--- START Dataset content ---

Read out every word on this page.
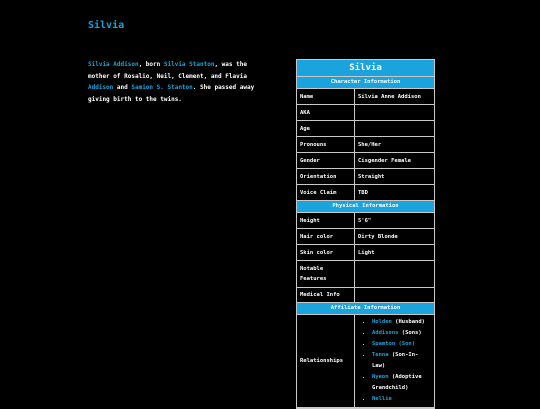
Silvia
Silvia Addison, born Silvia Stanton, was the mother of Rosalio, Neil, Clement, and Flavia Addison and Samion S. Stanton. She passed away giving birth to the twins.
Silvia
Character Information
Name	Silvia Anne Addison
AKA
Age
Pronouns	She/Her
Gender	Cisgender Female
Orientation	Straight
Voice Claim	TBD
Physical Information
Height	5'6"
Hair color	Dirty Blonde
Skin color	Light
Notable Features
Medical Info
Affiliate Information
Relationships
• Holden (Husband)
• Addisons (Sons)
• Spamton (Son)
• Tenna (Son-In-Law)
• Nyeon (Adoptive Grandchild)
• Nellie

--- END Dataset content ---

From the listing above, return each line with the word "color".

Hair color	Dirty Blonde
Skin color	Light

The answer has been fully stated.